*Exercise description*:
Omit the images, then output each of the records below exactly.
* * * * * * *
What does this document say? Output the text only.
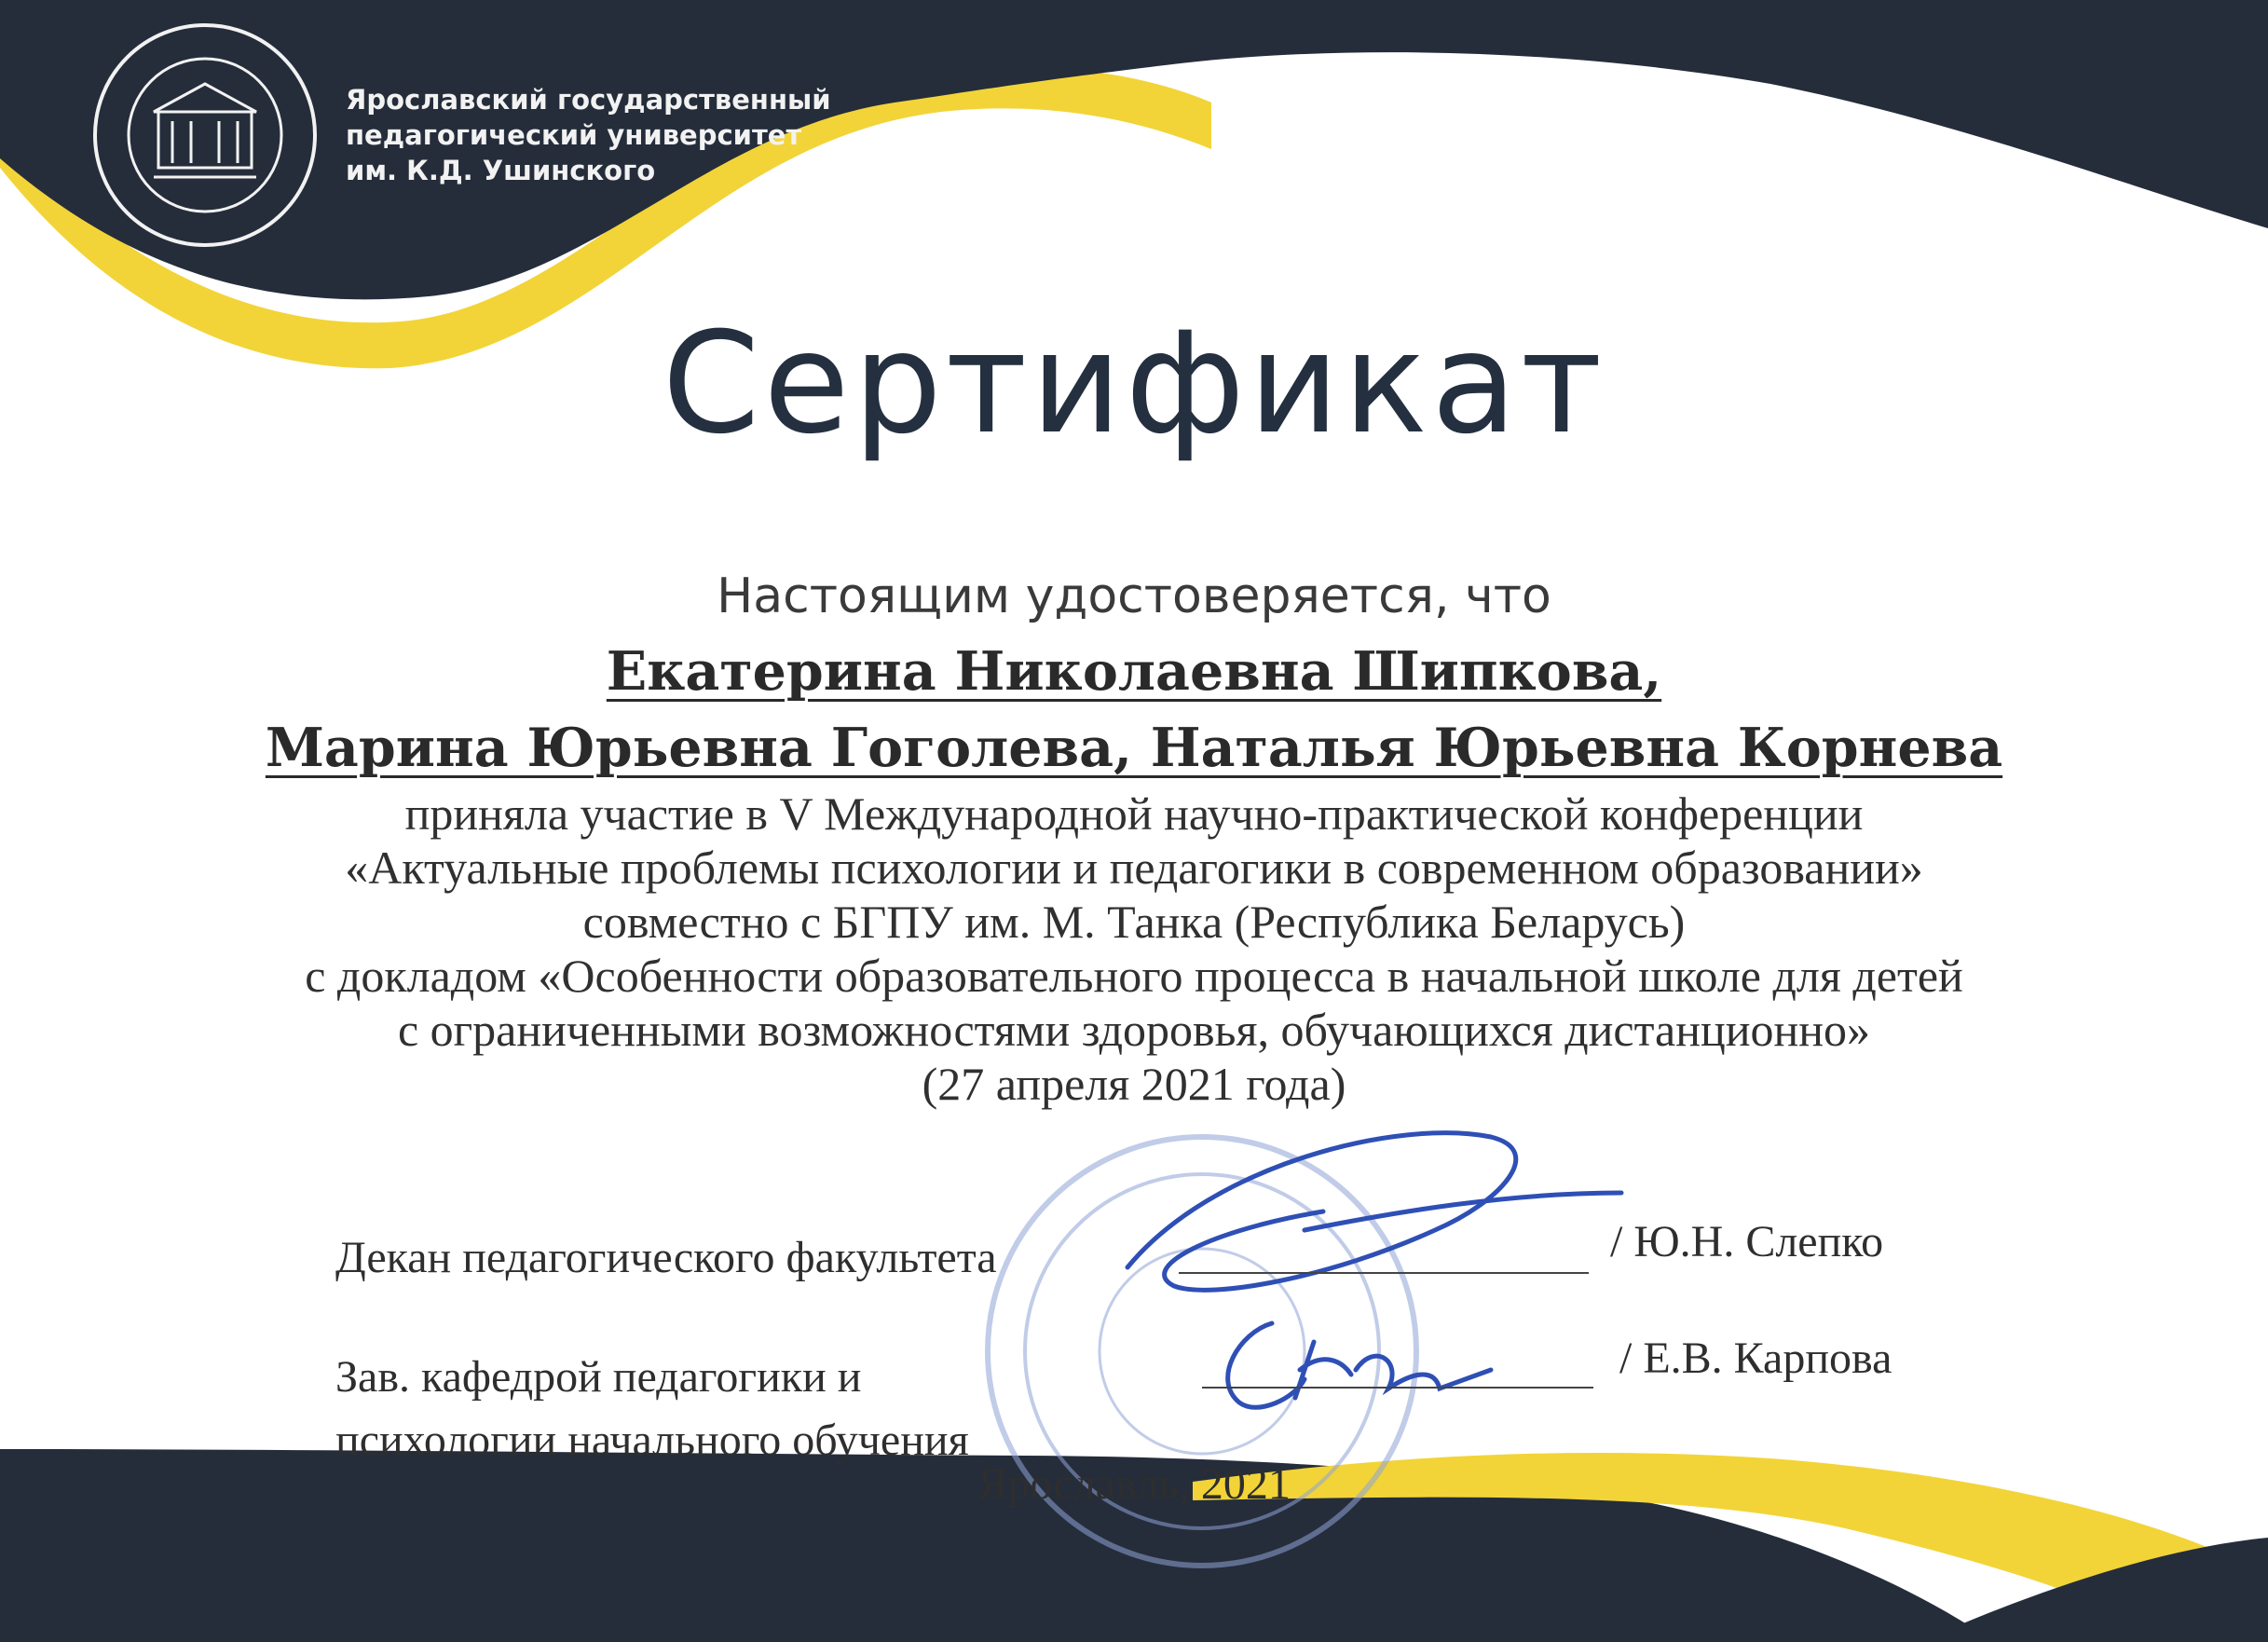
Ярославский государственный
педагогический университет
им. К.Д. Ушинского
Сертификат
Настоящим удостоверяется, что
Екатерина Николаевна Шипкова,
Марина Юрьевна Гоголева, Наталья Юрьевна Корнева
приняла участие в V Международной научно-практической конференции
«Актуальные проблемы психологии и педагогики в современном образовании»
совместно с БГПУ им. М. Танка (Республика Беларусь)
с докладом «Особенности образовательного процесса в начальной школе для детей
с ограниченными возможностями здоровья, обучающихся дистанционно»
(27 апреля 2021 года)
Декан педагогического факультета	/ Ю.Н. Слепко
Зав. кафедрой педагогики и
психологии начального обучения
/ Е.В. Карпова
Ярославль, 2021
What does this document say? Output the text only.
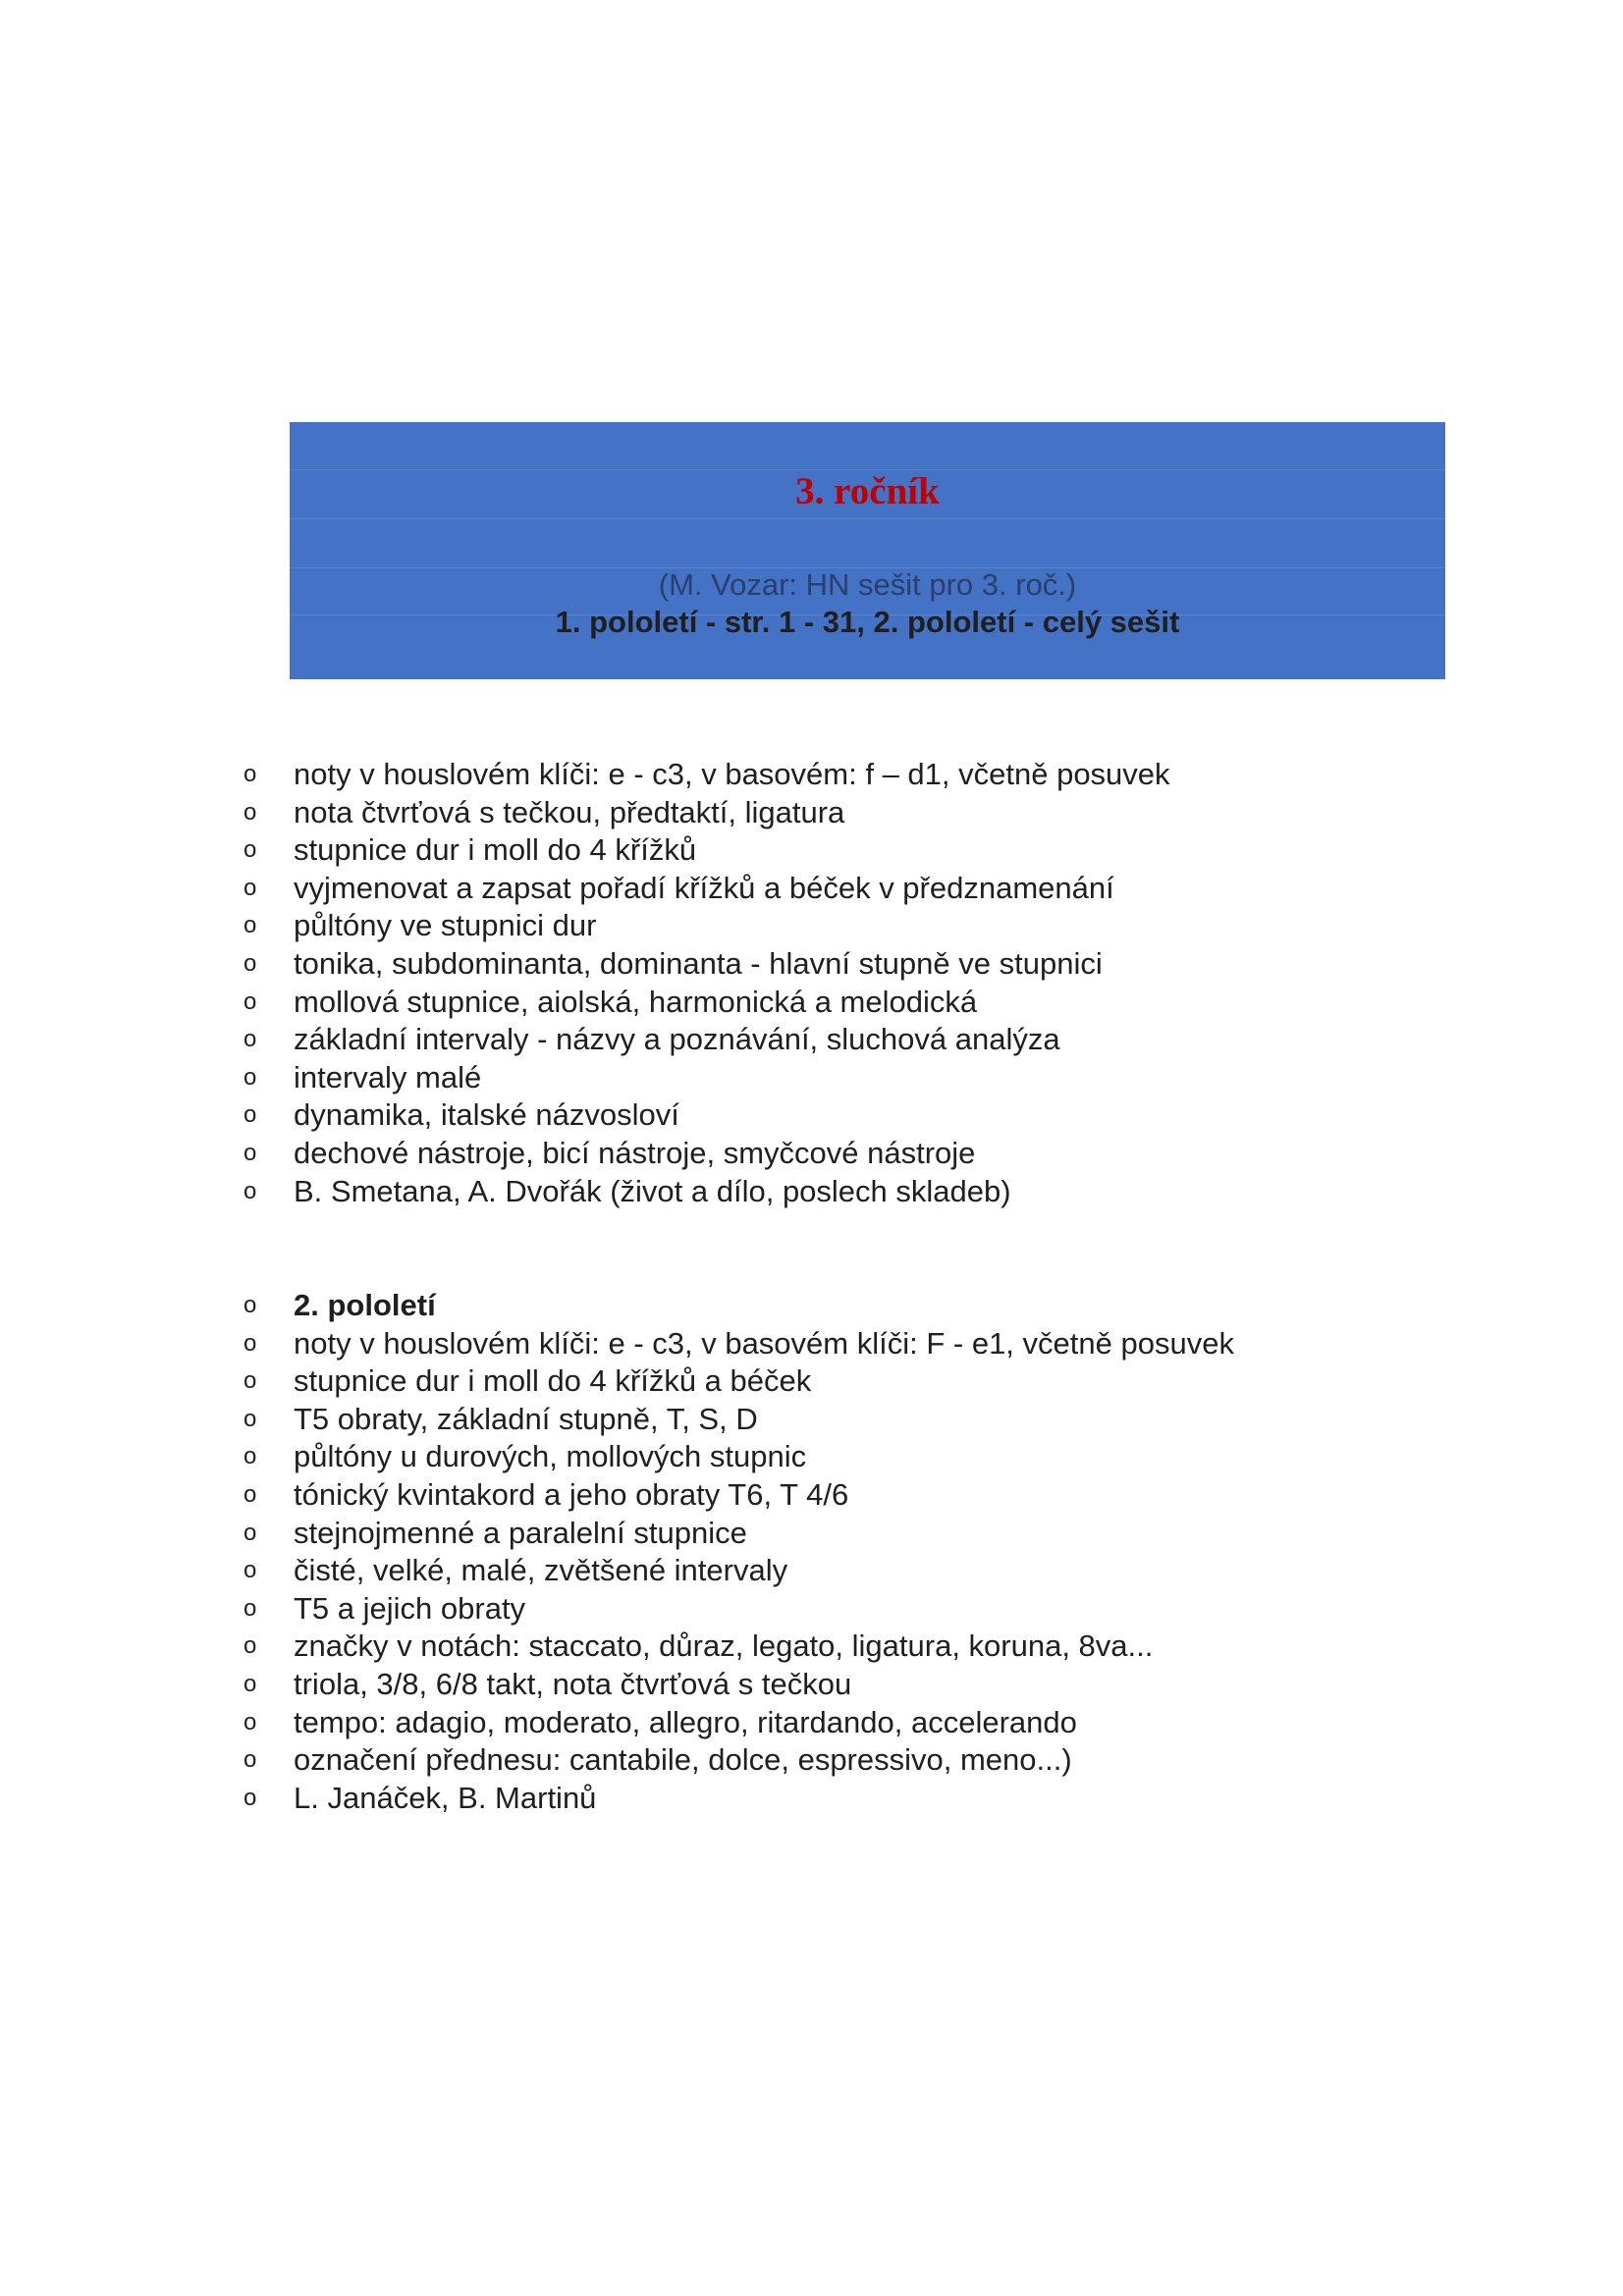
3. ročník
(M. Vozar: HN sešit pro 3. roč.)
1. pololetí - str. 1 - 31, 2. pololetí - celý sešit
o noty v houslovém klíči: e - c3, v basovém: f – d1, včetně posuvek
o nota čtvrťová s tečkou, předtaktí, ligatura
o stupnice dur i moll do 4 křížků
o vyjmenovat a zapsat pořadí křížků a béček v předznamenání
o půltóny ve stupnici dur
o tonika, subdominanta, dominanta - hlavní stupně ve stupnici
o mollová stupnice, aiolská, harmonická a melodická
o základní intervaly - názvy a poznávání, sluchová analýza
o intervaly malé
o dynamika, italské názvosloví
o dechové nástroje, bicí nástroje, smyčcové nástroje
o B. Smetana, A. Dvořák (život a dílo, poslech skladeb)
o 2. pololetí
o noty v houslovém klíči: e - c3, v basovém klíči: F - e1, včetně posuvek
o stupnice dur i moll do 4 křížků a béček
o T5 obraty, základní stupně, T, S, D
o půltóny u durových, mollových stupnic
o tónický kvintakord a jeho obraty T6, T 4/6
o stejnojmenné a paralelní stupnice
o čisté, velké, malé, zvětšené intervaly
o T5 a jejich obraty
o značky v notách: staccato, důraz, legato, ligatura, koruna, 8va...
o triola, 3/8, 6/8 takt, nota čtvrťová s tečkou
o tempo: adagio, moderato, allegro, ritardando, accelerando
o označení přednesu: cantabile, dolce, espressivo, meno...)
o L. Janáček, B. Martinů
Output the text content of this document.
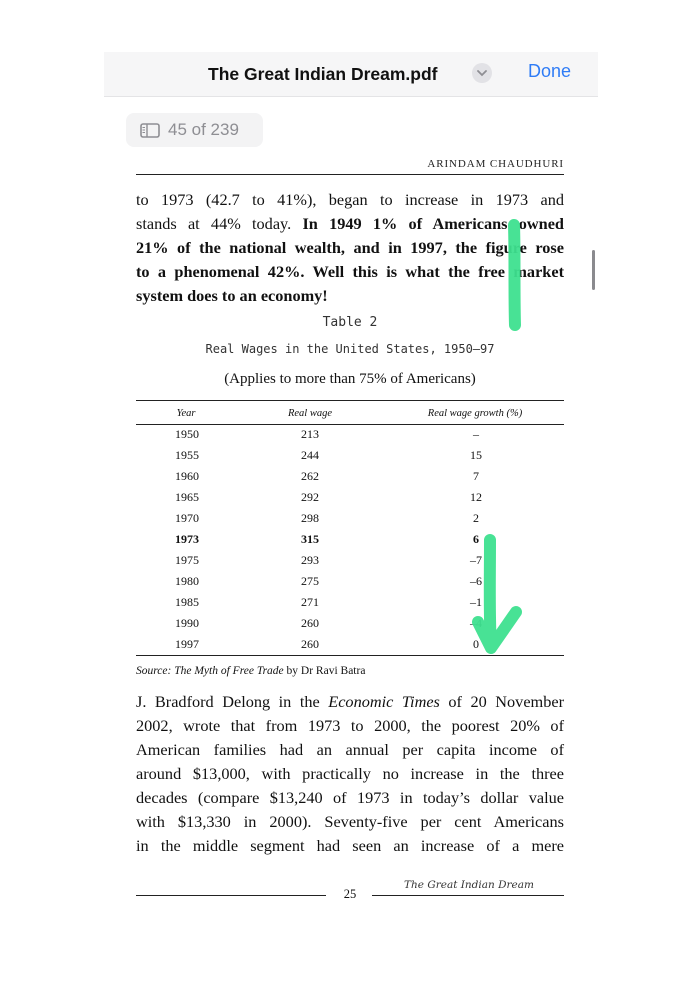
The Great Indian Dream.pdf	Done
45 of 239
ARINDAM CHAUDHURI
to 1973 (42.7 to 41%), began to increase in 1973 and
stands at 44% today. In 1949 1% of Americans owned
21% of the national wealth, and in 1997, the figure rose
to a phenomenal 42%. Well this is what the free market
system does to an economy!
Table 2
Real Wages in the United States, 1950–97
(Applies to more than 75% of Americans)
Year	Real wage	Real wage growth (%)
1950	213	–
1955	244	15
1960	262	7
1965	292	12
1970	298	2
1973	315	6
1975	293	–7
1980	275	–6
1985	271	–1
1990	260	–4
1997	260	0
Source: The Myth of Free Trade by Dr Ravi Batra
J. Bradford Delong in the Economic Times of 20 November
2002, wrote that from 1973 to 2000, the poorest 20% of
American families had an annual per capita income of
around $13,000, with practically no increase in the three
decades (compare $13,240 of 1973 in today’s dollar value
with $13,330 in 2000). Seventy-five per cent Americans
in the middle segment had seen an increase of a mere
25
The Great Indian Dream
* * * * * * *
*Reply to the exercise*:
What does this document say? Output the text only.
Ярославский государственный
педагогический университет
им. К.Д. Ушинского
Сертификат
Настоящим удостоверяется, что
Екатерина Николаевна Шипкова,
Марина Юрьевна Гоголева, Наталья Юрьевна Корнева
приняла участие в V Международной научно-практической конференции
«Актуальные проблемы психологии и педагогики в современном образовании»
совместно с БГПУ им. М. Танка (Республика Беларусь)
с докладом «Особенности образовательного процесса в начальной школе для детей
с ограниченными возможностями здоровья, обучающихся дистанционно»
(27 апреля 2021 года)
Декан педагогического факультета	/ Ю.Н. Слепко
Зав. кафедрой педагогики и
психологии начального обучения
/ Е.В. Карпова
Ярославль, 2021
What does this document say? Output the text only.
3. ročník
(M. Vozar: HN sešit pro 3. roč.)
1. pololetí - str. 1 - 31, 2. pololetí - celý sešit
o noty v houslovém klíči: e - c3, v basovém: f – d1, včetně posuvek
o nota čtvrťová s tečkou, předtaktí, ligatura
o stupnice dur i moll do 4 křížků
o vyjmenovat a zapsat pořadí křížků a béček v předznamenání
o půltóny ve stupnici dur
o tonika, subdominanta, dominanta - hlavní stupně ve stupnici
o mollová stupnice, aiolská, harmonická a melodická
o základní intervaly - názvy a poznávání, sluchová analýza
o intervaly malé
o dynamika, italské názvosloví
o dechové nástroje, bicí nástroje, smyčcové nástroje
o B. Smetana, A. Dvořák (život a dílo, poslech skladeb)
o 2. pololetí
o noty v houslovém klíči: e - c3, v basovém klíči: F - e1, včetně posuvek
o stupnice dur i moll do 4 křížků a béček
o T5 obraty, základní stupně, T, S, D
o půltóny u durových, mollových stupnic
o tónický kvintakord a jeho obraty T6, T 4/6
o stejnojmenné a paralelní stupnice
o čisté, velké, malé, zvětšené intervaly
o T5 a jejich obraty
o značky v notách: staccato, důraz, legato, ligatura, koruna, 8va...
o triola, 3/8, 6/8 takt, nota čtvrťová s tečkou
o tempo: adagio, moderato, allegro, ritardando, accelerando
o označení přednesu: cantabile, dolce, espressivo, meno...)
o L. Janáček, B. Martinů
Output the text content of this document.
The Great Indian Dream.pdf	Done
45 of 239
ARINDAM CHAUDHURI
to 1973 (42.7 to 41%), began to increase in 1973 and
stands at 44% today. In 1949 1% of Americans owned
21% of the national wealth, and in 1997, the figure rose
to a phenomenal 42%. Well this is what the free market
system does to an economy!
Table 2
Real Wages in the United States, 1950–97
(Applies to more than 75% of Americans)
Year	Real wage	Real wage growth (%)
1950	213	–
1955	244	15
1960	262	7
1965	292	12
1970	298	2
1973	315	6
1975	293	–7
1980	275	–6
1985	271	–1
1990	260	–4
1997	260	0
Source: The Myth of Free Trade by Dr Ravi Batra
J. Bradford Delong in the Economic Times of 20 November
2002, wrote that from 1973 to 2000, the poorest 20% of
American families had an annual per capita income of
around $13,000, with practically no increase in the three
decades (compare $13,240 of 1973 in today’s dollar value
with $13,330 in 2000). Seventy-five per cent Americans
in the middle segment had seen an increase of a mere
25
The Great Indian Dream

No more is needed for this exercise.